What to do - Skip the pictures and repeat each line of the data exactly.

Stored entries
________________________
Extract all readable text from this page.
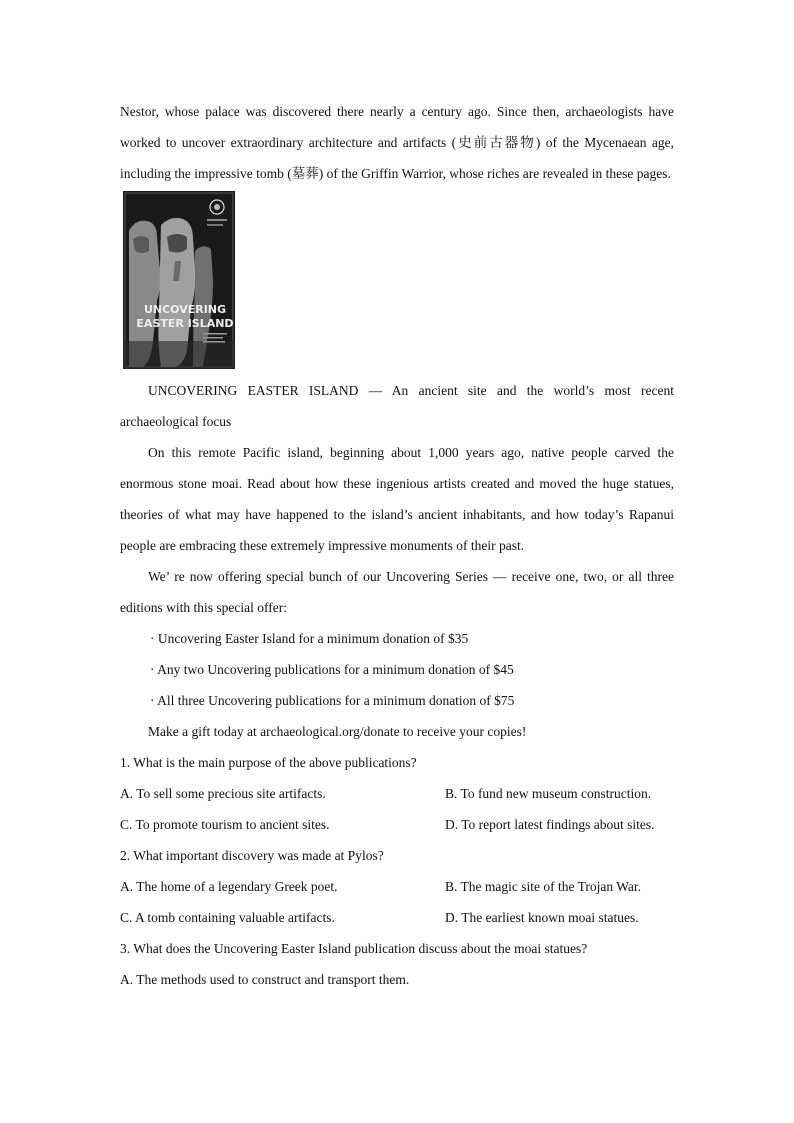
Nestor, whose palace was discovered there nearly a century ago. Since then, archaeologists have worked to uncover extraordinary architecture and artifacts (史前古器物) of the Mycenaean age, including the impressive tomb (墓葬) of the Griffin Warrior, whose riches are revealed in these pages.

UNCOVERING
EASTER ISLAND

UNCOVERING EASTER ISLAND — An ancient site and the world’s most recent archaeological focus

On this remote Pacific island, beginning about 1,000 years ago, native people carved the enormous stone moai. Read about how these ingenious artists created and moved the huge statues, theories of what may have happened to the island’s ancient inhabitants, and how today’s Rapanui people are embracing these extremely impressive monuments of their past.

We’ re now offering special bunch of our Uncovering Series — receive one, two, or all three editions with this special offer:

· Uncovering Easter Island for a minimum donation of $35
· Any two Uncovering publications for a minimum donation of $45
· All three Uncovering publications for a minimum donation of $75

Make a gift today at archaeological.org/donate to receive your copies!

1. What is the main purpose of the above publications?
A. To sell some precious site artifacts.	B. To fund new museum construction.
C. To promote tourism to ancient sites.	D. To report latest findings about sites.
2. What important discovery was made at Pylos?
A. The home of a legendary Greek poet.	B. The magic site of the Trojan War.
C. A tomb containing valuable artifacts.	D. The earliest known moai statues.
3. What does the Uncovering Easter Island publication discuss about the moai statues?
A. The methods used to construct and transport them.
________________________
Task result -
Extract all readable text from this page.
Nestor, whose palace was discovered there nearly a century ago. Since then, archaeologists have worked to uncover extraordinary architecture and artifacts (史前古器物) of the Mycenaean age, including the impressive tomb (墓葬) of the Griffin Warrior, whose riches are revealed in these pages.

UNCOVERING
EASTER ISLAND

UNCOVERING EASTER ISLAND — An ancient site and the world’s most recent archaeological focus

On this remote Pacific island, beginning about 1,000 years ago, native people carved the enormous stone moai. Read about how these ingenious artists created and moved the huge statues, theories of what may have happened to the island’s ancient inhabitants, and how today’s Rapanui people are embracing these extremely impressive monuments of their past.

We’ re now offering special bunch of our Uncovering Series — receive one, two, or all three editions with this special offer:

· Uncovering Easter Island for a minimum donation of $35
· Any two Uncovering publications for a minimum donation of $45
· All three Uncovering publications for a minimum donation of $75

Make a gift today at archaeological.org/donate to receive your copies!

1. What is the main purpose of the above publications?
A. To sell some precious site artifacts.	B. To fund new museum construction.
C. To promote tourism to ancient sites.	D. To report latest findings about sites.
2. What important discovery was made at Pylos?
A. The home of a legendary Greek poet.	B. The magic site of the Trojan War.
C. A tomb containing valuable artifacts.	D. The earliest known moai statues.
3. What does the Uncovering Easter Island publication discuss about the moai statues?
A. The methods used to construct and transport them.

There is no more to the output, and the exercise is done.